Below are the records; pull every line that includes "Michel".

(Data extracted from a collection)
• • • • •

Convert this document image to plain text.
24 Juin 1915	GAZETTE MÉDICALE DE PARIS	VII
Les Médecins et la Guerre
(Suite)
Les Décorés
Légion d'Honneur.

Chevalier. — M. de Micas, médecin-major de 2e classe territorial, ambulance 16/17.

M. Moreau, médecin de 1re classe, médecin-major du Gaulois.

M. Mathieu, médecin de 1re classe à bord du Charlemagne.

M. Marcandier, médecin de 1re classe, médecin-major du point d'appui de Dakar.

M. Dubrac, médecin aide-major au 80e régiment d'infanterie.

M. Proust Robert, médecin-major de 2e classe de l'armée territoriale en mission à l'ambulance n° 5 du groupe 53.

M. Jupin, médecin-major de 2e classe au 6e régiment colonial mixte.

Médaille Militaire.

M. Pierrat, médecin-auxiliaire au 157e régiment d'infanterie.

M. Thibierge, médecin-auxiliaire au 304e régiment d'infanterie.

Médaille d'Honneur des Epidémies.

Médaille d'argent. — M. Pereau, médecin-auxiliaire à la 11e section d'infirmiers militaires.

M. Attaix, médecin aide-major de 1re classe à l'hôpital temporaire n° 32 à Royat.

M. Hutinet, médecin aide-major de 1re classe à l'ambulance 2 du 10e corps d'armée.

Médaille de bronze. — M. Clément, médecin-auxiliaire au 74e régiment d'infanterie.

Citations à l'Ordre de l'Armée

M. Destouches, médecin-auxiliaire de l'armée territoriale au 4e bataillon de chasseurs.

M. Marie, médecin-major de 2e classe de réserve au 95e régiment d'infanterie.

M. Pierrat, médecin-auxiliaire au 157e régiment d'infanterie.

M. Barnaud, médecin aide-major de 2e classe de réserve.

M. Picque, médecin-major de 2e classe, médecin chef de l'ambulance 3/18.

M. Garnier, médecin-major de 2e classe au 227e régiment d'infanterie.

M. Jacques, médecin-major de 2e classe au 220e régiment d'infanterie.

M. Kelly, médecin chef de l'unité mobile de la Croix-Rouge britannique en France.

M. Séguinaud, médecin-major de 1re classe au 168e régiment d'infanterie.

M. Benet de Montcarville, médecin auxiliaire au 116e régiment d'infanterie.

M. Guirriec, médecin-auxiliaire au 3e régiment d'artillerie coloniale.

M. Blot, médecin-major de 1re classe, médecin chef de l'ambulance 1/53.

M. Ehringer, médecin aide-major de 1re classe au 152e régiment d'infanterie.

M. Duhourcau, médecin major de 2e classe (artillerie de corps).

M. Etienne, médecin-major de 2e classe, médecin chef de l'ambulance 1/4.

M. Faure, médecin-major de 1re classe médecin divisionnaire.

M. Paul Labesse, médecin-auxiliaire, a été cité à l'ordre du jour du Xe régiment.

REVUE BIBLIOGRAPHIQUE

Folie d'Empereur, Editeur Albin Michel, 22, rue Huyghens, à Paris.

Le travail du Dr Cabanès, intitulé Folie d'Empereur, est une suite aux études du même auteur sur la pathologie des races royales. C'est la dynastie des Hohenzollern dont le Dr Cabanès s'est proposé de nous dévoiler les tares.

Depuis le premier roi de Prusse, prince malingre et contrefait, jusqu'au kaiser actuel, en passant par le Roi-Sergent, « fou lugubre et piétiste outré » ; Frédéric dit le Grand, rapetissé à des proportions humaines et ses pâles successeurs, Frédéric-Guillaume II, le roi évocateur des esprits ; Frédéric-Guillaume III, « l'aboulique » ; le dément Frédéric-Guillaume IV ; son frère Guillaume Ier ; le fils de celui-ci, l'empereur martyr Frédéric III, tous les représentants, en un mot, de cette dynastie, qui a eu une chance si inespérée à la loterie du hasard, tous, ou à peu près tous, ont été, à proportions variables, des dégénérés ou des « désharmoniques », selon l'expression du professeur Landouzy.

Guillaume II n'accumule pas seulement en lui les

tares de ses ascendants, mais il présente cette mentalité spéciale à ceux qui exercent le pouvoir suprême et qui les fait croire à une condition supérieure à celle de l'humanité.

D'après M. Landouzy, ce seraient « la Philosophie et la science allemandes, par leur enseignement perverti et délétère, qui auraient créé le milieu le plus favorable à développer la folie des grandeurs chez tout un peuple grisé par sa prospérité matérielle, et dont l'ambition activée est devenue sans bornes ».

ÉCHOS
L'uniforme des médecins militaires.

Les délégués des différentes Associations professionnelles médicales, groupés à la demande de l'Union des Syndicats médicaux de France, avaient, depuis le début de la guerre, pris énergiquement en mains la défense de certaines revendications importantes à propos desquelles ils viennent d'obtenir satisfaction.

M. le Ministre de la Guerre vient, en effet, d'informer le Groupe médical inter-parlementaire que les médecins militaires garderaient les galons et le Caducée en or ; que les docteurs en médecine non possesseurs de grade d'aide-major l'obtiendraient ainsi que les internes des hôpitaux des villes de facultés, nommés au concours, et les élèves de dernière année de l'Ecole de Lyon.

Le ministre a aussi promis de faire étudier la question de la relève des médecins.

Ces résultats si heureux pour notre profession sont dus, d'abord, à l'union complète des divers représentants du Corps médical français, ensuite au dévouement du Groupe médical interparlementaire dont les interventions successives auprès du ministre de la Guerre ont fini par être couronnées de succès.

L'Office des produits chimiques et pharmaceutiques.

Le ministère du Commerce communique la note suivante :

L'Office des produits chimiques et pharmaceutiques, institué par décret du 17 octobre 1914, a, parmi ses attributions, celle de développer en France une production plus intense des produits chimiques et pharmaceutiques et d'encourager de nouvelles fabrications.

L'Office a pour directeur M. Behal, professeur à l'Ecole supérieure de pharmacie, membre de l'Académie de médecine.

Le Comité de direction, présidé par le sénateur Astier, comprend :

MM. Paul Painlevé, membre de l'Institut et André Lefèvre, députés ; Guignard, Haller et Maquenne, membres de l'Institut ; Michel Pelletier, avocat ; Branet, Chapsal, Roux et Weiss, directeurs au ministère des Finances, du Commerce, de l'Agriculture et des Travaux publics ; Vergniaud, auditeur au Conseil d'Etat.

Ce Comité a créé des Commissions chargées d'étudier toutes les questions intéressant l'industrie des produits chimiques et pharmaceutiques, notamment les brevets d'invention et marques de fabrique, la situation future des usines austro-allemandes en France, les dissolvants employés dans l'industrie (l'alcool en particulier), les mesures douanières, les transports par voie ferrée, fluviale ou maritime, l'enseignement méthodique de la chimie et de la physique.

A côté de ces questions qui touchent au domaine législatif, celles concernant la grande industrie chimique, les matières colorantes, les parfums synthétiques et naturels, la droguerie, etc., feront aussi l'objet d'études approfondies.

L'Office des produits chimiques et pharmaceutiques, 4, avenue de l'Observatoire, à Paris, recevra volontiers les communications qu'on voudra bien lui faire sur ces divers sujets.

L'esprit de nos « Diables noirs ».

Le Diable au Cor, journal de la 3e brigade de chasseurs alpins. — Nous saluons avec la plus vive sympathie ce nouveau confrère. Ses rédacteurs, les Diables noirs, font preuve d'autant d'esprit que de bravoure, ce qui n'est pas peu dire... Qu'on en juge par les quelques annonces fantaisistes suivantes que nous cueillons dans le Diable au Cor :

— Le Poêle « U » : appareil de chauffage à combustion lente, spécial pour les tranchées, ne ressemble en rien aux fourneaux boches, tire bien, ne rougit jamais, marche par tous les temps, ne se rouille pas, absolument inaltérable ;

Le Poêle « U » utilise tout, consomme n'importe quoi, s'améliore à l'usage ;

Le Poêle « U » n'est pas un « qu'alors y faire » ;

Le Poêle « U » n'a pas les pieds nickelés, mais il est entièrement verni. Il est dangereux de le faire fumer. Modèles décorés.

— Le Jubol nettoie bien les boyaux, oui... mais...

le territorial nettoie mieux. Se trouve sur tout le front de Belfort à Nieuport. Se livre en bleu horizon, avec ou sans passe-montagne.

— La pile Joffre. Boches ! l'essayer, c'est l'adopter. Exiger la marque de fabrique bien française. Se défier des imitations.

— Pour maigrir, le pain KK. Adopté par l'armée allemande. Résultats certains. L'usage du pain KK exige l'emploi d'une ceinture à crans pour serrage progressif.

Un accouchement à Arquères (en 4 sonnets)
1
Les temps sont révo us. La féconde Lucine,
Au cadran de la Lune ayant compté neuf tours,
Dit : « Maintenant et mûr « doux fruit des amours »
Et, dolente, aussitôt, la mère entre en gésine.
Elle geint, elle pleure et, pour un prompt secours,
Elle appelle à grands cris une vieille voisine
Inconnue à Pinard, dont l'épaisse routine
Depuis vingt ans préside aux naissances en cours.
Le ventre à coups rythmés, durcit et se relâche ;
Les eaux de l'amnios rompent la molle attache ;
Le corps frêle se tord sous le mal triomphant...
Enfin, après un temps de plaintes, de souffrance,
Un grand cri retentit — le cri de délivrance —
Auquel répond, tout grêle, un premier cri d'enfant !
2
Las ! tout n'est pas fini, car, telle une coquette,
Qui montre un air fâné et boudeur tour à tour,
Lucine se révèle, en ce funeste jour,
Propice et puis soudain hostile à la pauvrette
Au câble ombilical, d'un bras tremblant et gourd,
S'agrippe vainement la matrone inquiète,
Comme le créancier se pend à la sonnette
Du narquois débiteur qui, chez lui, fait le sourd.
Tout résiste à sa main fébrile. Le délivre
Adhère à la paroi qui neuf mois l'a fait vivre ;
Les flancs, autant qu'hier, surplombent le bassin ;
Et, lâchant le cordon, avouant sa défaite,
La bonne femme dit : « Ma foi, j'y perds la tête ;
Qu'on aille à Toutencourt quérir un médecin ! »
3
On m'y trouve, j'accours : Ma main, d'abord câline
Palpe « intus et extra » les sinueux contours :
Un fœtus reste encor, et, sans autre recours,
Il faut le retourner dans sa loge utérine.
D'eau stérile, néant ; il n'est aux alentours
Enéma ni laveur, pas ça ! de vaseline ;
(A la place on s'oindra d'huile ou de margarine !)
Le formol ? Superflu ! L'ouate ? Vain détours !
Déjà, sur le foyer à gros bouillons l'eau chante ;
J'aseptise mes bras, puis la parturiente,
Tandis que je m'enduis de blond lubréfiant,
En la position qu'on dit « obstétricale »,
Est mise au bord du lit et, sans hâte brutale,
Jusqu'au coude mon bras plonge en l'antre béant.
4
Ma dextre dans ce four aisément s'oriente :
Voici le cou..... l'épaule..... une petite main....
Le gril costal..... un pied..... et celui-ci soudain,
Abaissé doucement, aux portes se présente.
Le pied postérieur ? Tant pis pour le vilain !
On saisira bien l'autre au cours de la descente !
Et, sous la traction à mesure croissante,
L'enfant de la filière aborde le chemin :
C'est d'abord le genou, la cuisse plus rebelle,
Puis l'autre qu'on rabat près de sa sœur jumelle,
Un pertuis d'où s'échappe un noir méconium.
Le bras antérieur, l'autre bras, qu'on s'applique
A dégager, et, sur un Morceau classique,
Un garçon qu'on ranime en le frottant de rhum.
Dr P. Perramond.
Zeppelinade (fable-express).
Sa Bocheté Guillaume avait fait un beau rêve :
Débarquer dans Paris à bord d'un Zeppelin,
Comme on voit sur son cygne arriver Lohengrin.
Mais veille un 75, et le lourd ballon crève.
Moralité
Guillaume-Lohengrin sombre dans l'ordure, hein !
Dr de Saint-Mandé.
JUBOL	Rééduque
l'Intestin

• • • • •

## [Full response]
Folie d'Empereur, Editeur Albin Michel, 22, rue Huyghens, à Paris.
MM. Paul Painlevé, membre de l'Institut et André Lefèvre, députés ; Guignard, Haller et Maquenne, membres de l'Institut ; Michel Pelletier, avocat ; Branet, Chapsal, Roux et Weiss, directeurs au ministère des Finances, du Commerce, de l'Agriculture et des Travaux publics ; Vergniaud, auditeur au Conseil d'Etat.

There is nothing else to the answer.